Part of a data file
----------

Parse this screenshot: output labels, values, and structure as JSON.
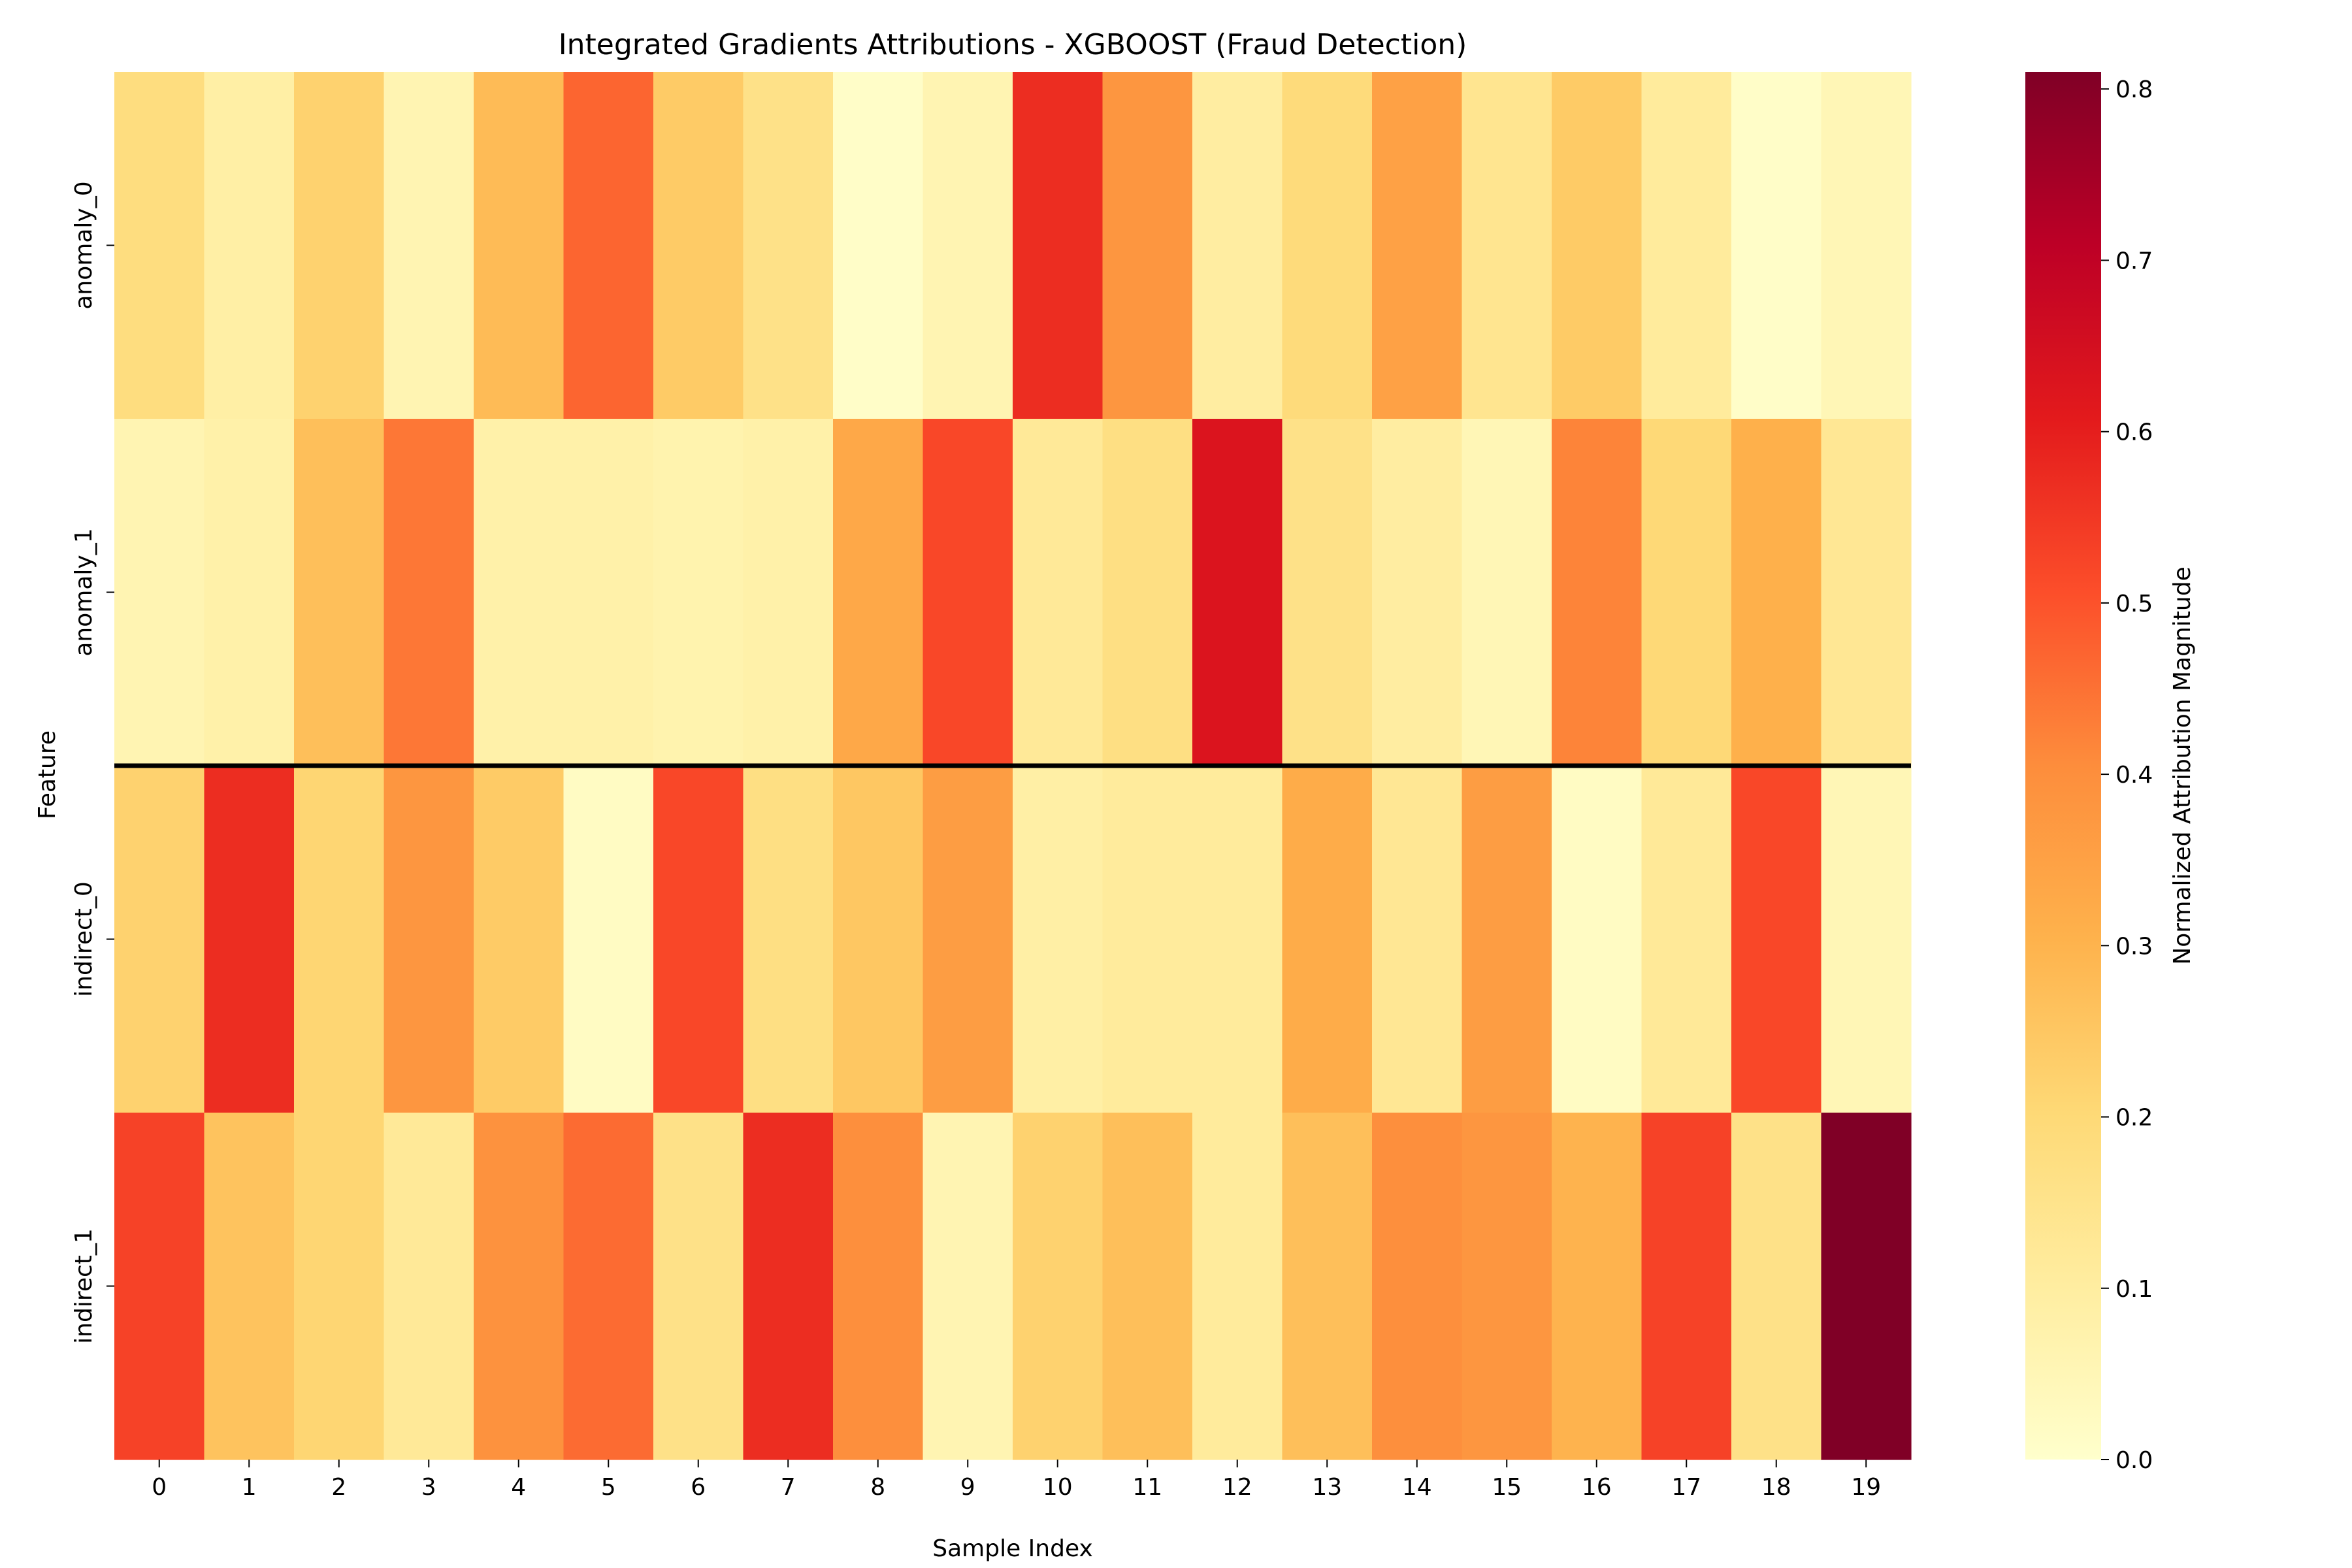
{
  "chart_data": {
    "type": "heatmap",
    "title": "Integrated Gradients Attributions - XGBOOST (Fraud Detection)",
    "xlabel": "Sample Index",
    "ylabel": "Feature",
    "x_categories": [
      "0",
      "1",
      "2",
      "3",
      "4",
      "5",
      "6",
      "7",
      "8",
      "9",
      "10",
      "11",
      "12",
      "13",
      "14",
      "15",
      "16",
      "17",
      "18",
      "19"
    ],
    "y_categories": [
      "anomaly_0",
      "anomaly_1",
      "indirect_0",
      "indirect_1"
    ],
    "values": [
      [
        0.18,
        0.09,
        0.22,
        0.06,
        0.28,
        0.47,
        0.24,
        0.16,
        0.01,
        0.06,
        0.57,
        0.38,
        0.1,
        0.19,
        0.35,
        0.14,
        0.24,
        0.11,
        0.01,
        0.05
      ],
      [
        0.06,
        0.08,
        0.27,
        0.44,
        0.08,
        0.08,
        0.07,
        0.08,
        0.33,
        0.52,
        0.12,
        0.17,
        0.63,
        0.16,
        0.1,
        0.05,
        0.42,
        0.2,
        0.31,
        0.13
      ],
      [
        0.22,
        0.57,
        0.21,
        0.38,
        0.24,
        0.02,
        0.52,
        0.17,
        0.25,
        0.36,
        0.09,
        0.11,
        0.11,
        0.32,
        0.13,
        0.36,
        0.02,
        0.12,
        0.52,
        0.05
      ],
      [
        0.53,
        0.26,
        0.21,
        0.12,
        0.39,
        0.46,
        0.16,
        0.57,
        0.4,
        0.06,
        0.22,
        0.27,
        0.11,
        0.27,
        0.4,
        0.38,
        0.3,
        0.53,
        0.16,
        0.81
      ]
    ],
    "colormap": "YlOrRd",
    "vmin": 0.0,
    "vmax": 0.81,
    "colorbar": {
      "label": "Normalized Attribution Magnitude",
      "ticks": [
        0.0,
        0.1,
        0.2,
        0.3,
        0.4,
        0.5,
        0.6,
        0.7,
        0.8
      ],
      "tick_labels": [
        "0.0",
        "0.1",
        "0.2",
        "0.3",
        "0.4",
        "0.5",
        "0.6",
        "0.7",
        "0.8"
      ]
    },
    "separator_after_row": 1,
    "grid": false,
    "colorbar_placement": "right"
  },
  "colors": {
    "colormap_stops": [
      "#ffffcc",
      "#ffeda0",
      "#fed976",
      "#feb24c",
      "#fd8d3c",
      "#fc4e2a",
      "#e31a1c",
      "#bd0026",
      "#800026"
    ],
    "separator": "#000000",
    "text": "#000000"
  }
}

----------

EXERCISE DESCRIPTION: Reproduce the entries above word for word. Pictures stay out.

FINISHED TASK:
Parse this screenshot: output labels, values, and structure as JSON.
{
  "chart_data": {
    "type": "heatmap",
    "title": "Integrated Gradients Attributions - XGBOOST (Fraud Detection)",
    "xlabel": "Sample Index",
    "ylabel": "Feature",
    "x_categories": [
      "0",
      "1",
      "2",
      "3",
      "4",
      "5",
      "6",
      "7",
      "8",
      "9",
      "10",
      "11",
      "12",
      "13",
      "14",
      "15",
      "16",
      "17",
      "18",
      "19"
    ],
    "y_categories": [
      "anomaly_0",
      "anomaly_1",
      "indirect_0",
      "indirect_1"
    ],
    "values": [
      [
        0.18,
        0.09,
        0.22,
        0.06,
        0.28,
        0.47,
        0.24,
        0.16,
        0.01,
        0.06,
        0.57,
        0.38,
        0.1,
        0.19,
        0.35,
        0.14,
        0.24,
        0.11,
        0.01,
        0.05
      ],
      [
        0.06,
        0.08,
        0.27,
        0.44,
        0.08,
        0.08,
        0.07,
        0.08,
        0.33,
        0.52,
        0.12,
        0.17,
        0.63,
        0.16,
        0.1,
        0.05,
        0.42,
        0.2,
        0.31,
        0.13
      ],
      [
        0.22,
        0.57,
        0.21,
        0.38,
        0.24,
        0.02,
        0.52,
        0.17,
        0.25,
        0.36,
        0.09,
        0.11,
        0.11,
        0.32,
        0.13,
        0.36,
        0.02,
        0.12,
        0.52,
        0.05
      ],
      [
        0.53,
        0.26,
        0.21,
        0.12,
        0.39,
        0.46,
        0.16,
        0.57,
        0.4,
        0.06,
        0.22,
        0.27,
        0.11,
        0.27,
        0.4,
        0.38,
        0.3,
        0.53,
        0.16,
        0.81
      ]
    ],
    "colormap": "YlOrRd",
    "vmin": 0.0,
    "vmax": 0.81,
    "colorbar": {
      "label": "Normalized Attribution Magnitude",
      "ticks": [
        0.0,
        0.1,
        0.2,
        0.3,
        0.4,
        0.5,
        0.6,
        0.7,
        0.8
      ],
      "tick_labels": [
        "0.0",
        "0.1",
        "0.2",
        "0.3",
        "0.4",
        "0.5",
        "0.6",
        "0.7",
        "0.8"
      ]
    },
    "separator_after_row": 1,
    "grid": false,
    "colorbar_placement": "right"
  },
  "colors": {
    "colormap_stops": [
      "#ffffcc",
      "#ffeda0",
      "#fed976",
      "#feb24c",
      "#fd8d3c",
      "#fc4e2a",
      "#e31a1c",
      "#bd0026",
      "#800026"
    ],
    "separator": "#000000",
    "text": "#000000"
  }
}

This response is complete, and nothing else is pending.